Dataset listings of figures:
— BEGIN —
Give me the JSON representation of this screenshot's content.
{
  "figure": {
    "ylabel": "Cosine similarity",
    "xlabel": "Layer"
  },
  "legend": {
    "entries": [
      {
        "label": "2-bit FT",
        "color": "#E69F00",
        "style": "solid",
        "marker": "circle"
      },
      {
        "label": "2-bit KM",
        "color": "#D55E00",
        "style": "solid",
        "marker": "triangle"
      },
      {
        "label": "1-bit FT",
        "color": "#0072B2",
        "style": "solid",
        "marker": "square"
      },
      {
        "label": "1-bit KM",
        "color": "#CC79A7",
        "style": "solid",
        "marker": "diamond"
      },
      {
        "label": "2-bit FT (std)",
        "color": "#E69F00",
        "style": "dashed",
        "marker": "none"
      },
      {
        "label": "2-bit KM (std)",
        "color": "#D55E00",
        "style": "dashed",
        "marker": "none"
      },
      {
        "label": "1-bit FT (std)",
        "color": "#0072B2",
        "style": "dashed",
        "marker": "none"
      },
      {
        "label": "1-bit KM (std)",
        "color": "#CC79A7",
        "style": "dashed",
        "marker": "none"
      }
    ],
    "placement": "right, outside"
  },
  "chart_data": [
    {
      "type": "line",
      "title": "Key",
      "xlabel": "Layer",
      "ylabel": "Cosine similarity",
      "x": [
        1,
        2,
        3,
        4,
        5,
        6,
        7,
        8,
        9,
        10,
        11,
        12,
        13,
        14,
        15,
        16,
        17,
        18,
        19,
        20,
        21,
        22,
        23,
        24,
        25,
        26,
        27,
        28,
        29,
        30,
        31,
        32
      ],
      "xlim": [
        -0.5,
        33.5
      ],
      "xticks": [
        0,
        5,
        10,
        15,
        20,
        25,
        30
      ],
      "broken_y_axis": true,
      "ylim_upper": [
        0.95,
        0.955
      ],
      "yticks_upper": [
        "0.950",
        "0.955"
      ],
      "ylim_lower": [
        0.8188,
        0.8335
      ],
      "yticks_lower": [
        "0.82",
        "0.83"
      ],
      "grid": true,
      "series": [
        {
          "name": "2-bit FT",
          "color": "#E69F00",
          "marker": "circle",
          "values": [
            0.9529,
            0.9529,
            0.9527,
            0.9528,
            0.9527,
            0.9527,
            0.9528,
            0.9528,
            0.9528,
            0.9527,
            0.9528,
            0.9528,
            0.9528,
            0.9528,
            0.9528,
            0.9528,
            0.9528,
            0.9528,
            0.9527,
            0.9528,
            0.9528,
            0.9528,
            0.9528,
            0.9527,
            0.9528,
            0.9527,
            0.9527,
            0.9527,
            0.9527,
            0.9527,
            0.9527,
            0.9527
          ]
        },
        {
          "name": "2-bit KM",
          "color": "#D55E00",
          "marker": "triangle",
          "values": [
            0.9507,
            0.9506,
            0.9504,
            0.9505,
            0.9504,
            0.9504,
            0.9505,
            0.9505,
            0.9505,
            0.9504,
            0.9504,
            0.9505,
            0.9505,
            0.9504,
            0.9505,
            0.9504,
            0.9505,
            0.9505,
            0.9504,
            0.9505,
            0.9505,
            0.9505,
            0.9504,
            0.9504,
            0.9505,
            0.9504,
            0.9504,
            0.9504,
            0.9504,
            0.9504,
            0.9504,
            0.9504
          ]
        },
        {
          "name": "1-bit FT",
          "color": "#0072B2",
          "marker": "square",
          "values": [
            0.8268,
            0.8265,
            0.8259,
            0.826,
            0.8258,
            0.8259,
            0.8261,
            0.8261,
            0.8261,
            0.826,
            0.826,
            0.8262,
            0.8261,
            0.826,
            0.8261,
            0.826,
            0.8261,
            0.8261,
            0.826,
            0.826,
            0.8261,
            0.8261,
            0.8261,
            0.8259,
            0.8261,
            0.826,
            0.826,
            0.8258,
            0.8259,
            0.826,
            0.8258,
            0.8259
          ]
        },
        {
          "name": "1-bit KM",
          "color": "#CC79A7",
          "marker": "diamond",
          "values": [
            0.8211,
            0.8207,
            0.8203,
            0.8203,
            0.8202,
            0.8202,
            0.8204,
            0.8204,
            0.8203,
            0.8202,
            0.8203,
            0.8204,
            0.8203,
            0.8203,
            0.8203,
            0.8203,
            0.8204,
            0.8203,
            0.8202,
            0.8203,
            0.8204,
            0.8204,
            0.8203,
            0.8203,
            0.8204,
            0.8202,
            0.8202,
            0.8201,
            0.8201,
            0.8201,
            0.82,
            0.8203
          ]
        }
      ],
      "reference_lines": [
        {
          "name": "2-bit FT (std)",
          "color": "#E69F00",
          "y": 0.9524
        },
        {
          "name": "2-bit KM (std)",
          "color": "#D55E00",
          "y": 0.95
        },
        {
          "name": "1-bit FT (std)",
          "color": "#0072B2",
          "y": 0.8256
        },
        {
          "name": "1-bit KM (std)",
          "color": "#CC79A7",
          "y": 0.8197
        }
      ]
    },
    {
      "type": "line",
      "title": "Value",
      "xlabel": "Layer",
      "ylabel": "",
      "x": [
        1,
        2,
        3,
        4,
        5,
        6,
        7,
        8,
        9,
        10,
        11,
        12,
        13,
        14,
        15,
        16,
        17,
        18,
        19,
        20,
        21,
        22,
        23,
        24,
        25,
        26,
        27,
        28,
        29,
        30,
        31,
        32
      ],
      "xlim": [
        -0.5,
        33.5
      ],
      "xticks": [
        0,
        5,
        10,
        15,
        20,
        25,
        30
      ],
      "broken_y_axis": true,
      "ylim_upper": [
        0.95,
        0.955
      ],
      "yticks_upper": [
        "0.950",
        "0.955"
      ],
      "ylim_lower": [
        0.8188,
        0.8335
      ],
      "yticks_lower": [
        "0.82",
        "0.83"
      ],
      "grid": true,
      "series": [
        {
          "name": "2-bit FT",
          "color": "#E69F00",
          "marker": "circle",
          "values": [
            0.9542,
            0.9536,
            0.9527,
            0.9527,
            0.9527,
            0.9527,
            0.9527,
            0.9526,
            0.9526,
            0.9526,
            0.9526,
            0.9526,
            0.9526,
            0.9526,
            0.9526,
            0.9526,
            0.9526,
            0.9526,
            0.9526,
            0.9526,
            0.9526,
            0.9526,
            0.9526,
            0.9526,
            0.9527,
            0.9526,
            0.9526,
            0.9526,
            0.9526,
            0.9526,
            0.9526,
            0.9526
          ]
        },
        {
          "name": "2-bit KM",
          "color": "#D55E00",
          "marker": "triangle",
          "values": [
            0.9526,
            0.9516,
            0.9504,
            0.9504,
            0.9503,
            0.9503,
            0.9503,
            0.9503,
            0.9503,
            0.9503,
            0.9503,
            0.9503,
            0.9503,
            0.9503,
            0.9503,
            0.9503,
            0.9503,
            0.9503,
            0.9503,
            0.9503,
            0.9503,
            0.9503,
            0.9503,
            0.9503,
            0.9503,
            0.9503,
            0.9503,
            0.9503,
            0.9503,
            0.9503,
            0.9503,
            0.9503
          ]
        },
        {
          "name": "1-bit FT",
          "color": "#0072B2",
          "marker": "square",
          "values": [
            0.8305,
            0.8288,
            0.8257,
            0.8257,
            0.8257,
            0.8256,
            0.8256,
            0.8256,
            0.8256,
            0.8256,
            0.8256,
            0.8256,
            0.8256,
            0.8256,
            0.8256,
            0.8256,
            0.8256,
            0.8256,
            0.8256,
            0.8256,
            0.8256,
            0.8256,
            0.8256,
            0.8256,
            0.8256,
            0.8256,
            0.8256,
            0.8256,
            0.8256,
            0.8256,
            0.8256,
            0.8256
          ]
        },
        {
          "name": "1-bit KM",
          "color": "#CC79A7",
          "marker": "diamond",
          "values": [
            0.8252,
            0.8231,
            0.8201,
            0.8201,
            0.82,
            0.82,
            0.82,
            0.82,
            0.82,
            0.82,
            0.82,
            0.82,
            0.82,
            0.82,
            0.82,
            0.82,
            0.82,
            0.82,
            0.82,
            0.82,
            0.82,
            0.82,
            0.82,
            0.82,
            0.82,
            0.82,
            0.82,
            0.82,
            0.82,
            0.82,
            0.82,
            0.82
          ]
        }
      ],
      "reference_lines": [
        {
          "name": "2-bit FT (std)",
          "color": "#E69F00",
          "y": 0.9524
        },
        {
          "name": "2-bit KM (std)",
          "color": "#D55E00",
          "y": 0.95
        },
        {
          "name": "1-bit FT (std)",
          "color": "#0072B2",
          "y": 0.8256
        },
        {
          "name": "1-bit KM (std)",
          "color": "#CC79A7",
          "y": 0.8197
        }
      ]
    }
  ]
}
— END —
* [WRITTEN TASK] Work through the data and report how many of its lines hold the word "similarity", giving only the figure.

* [THE REPLY] 2